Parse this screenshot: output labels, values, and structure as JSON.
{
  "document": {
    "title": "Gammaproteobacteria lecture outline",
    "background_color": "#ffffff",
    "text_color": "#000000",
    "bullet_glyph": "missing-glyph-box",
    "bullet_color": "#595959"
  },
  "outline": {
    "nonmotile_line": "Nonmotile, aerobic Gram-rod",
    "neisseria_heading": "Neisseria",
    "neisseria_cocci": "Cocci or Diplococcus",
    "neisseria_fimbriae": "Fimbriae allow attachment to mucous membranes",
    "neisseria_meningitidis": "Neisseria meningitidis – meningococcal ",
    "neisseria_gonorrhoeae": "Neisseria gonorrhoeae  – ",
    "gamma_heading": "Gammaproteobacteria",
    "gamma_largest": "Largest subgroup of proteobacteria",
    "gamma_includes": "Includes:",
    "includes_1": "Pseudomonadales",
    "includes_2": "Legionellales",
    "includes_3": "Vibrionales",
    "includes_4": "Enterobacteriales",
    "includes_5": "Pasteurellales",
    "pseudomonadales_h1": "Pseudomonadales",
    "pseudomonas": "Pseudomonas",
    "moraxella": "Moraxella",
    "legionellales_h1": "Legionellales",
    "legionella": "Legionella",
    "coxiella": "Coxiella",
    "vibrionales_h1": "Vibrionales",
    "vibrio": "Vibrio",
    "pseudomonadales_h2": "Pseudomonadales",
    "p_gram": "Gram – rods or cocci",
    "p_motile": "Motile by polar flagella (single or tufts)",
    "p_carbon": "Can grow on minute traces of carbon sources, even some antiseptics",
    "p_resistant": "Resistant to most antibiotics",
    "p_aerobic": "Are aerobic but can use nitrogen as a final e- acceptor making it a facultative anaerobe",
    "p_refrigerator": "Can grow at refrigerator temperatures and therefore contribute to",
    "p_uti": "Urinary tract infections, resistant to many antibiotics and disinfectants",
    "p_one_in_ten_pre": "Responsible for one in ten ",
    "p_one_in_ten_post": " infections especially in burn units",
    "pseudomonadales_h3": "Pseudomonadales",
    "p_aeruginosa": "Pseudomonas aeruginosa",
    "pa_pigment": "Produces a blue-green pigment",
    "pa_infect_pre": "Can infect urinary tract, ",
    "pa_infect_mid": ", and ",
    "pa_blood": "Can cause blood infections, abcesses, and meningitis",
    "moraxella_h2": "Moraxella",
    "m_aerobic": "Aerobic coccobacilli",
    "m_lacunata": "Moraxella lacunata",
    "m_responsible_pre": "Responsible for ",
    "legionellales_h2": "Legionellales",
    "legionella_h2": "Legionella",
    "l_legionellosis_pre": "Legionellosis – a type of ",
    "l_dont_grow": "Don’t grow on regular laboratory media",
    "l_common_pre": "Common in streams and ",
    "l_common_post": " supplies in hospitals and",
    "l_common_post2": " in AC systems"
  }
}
• • • • •
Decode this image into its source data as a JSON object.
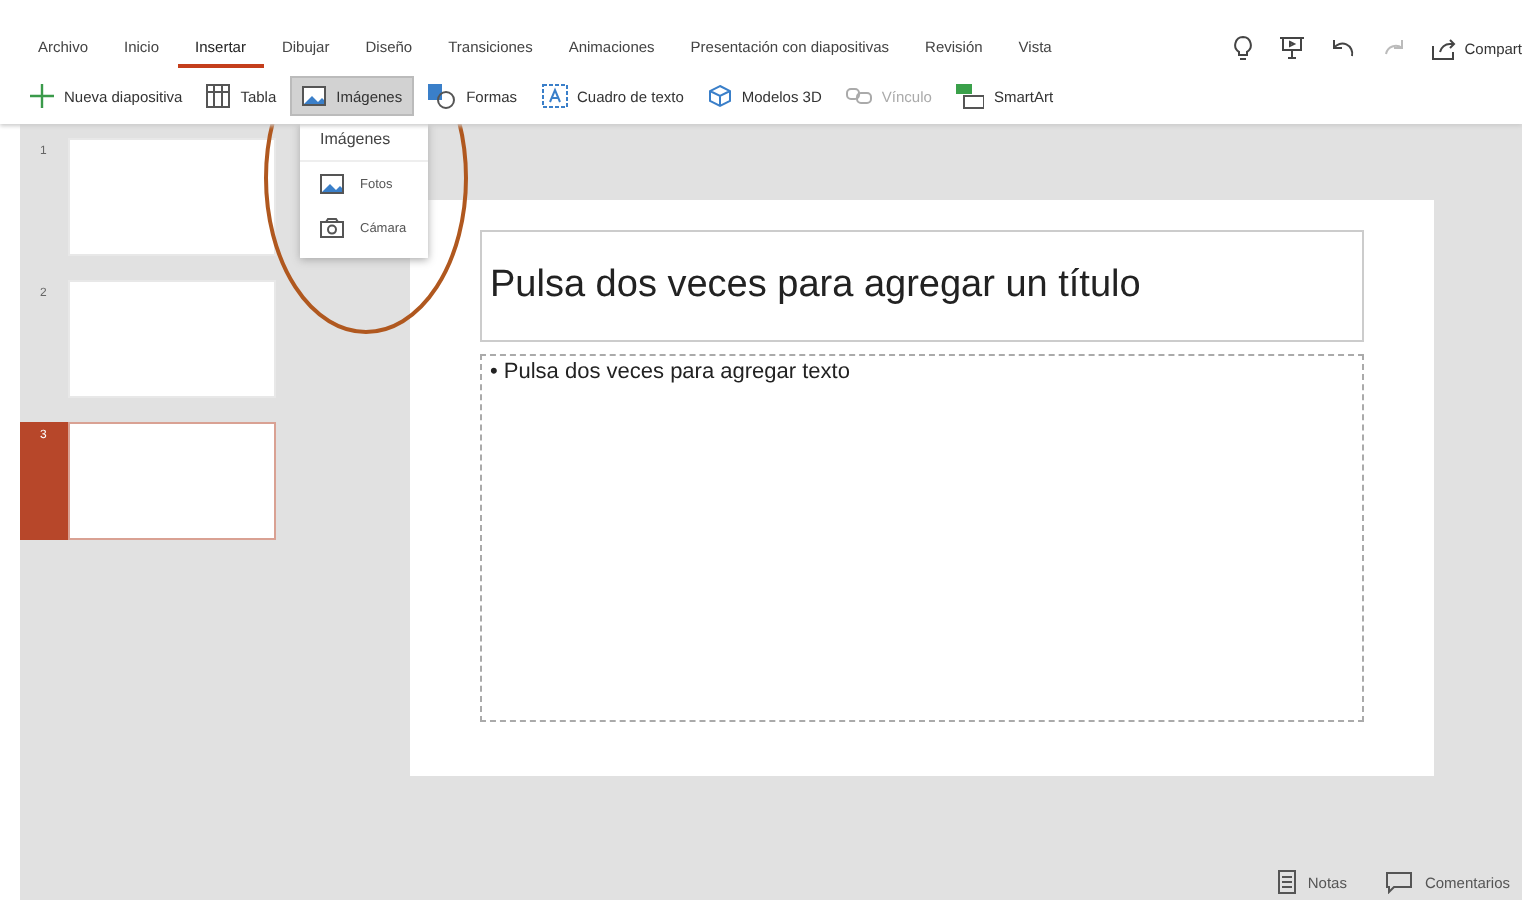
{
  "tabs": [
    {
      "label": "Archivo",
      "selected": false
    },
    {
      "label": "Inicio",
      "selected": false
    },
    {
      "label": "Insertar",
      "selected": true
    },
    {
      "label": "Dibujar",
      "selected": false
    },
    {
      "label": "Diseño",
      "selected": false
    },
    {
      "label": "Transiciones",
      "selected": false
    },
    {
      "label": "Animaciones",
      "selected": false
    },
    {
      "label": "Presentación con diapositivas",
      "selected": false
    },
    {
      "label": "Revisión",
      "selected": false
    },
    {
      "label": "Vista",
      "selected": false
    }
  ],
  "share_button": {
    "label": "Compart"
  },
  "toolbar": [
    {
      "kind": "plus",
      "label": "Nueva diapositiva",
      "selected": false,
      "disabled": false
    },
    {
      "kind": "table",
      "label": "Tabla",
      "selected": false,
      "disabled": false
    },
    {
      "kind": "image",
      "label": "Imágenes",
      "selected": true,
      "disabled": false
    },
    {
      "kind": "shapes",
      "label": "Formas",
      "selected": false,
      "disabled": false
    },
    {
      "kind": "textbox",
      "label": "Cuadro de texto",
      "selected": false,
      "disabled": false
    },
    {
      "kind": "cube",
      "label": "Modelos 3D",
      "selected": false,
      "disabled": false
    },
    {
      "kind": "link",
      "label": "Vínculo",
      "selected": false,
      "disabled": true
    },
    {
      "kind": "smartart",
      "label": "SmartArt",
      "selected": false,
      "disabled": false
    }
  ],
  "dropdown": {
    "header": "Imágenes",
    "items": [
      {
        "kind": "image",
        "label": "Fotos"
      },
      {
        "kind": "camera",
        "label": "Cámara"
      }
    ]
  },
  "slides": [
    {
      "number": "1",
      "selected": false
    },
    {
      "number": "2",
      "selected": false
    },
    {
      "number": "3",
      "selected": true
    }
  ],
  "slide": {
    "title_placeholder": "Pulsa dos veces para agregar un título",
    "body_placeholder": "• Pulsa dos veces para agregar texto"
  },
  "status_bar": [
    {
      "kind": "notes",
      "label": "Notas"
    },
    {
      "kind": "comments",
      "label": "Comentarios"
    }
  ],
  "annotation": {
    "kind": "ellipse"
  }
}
• • • • •
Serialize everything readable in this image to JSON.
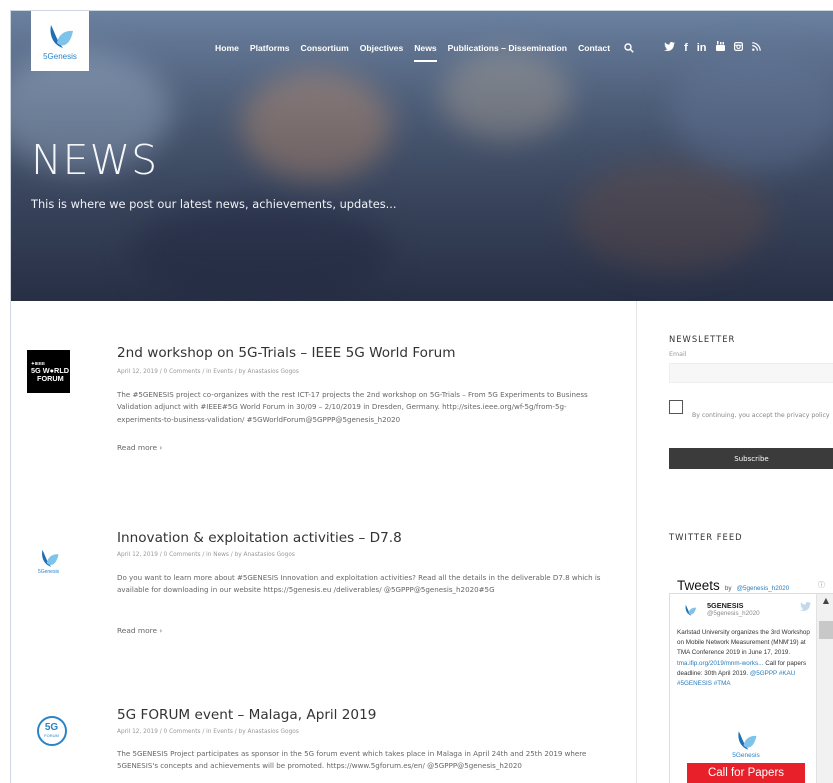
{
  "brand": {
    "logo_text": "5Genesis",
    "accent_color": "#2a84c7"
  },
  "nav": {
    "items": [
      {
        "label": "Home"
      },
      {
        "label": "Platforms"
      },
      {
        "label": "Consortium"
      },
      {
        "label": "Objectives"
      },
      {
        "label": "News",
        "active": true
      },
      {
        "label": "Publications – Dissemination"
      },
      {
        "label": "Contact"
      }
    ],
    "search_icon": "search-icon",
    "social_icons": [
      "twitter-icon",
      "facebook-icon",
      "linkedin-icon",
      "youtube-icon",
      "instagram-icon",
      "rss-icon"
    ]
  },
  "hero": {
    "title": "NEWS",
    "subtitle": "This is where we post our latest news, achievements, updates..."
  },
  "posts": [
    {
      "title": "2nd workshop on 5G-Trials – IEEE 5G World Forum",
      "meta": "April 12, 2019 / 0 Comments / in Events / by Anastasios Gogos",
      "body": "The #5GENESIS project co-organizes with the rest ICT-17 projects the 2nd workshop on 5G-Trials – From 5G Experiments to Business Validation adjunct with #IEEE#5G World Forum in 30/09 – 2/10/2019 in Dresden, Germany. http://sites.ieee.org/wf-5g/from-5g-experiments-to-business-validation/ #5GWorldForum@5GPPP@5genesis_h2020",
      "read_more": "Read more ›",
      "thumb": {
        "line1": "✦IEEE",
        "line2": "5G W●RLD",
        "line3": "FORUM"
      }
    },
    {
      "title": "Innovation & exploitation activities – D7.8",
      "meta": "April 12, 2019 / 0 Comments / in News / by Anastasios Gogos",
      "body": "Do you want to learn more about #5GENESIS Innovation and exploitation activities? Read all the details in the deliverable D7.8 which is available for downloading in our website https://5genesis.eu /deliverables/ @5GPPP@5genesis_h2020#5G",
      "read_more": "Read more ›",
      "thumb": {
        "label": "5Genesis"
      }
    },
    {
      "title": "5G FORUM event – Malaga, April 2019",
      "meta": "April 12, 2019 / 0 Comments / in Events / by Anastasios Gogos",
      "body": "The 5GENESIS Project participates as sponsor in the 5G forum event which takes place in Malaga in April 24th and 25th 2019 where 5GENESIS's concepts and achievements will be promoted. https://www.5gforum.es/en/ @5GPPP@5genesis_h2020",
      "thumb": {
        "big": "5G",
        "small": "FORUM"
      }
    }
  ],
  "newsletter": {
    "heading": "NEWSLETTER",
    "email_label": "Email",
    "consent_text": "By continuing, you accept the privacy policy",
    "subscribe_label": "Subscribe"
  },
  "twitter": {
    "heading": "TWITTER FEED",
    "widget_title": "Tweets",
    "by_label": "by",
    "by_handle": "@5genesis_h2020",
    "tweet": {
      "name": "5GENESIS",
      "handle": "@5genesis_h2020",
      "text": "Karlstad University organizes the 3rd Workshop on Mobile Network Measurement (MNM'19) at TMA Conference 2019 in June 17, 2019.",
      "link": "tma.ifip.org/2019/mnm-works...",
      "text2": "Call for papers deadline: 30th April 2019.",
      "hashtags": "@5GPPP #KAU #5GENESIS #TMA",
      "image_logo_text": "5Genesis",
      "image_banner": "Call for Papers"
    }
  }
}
• • • • •
▸ Prompt
Copy out each line of the data that includes the string "grow".

▸ Answer below
    "p_carbon": "Can grow on minute traces of carbon sources, even some antiseptics",
    "p_refrigerator": "Can grow at refrigerator temperatures and therefore contribute to",
    "l_dont_grow": "Don’t grow on regular laboratory media",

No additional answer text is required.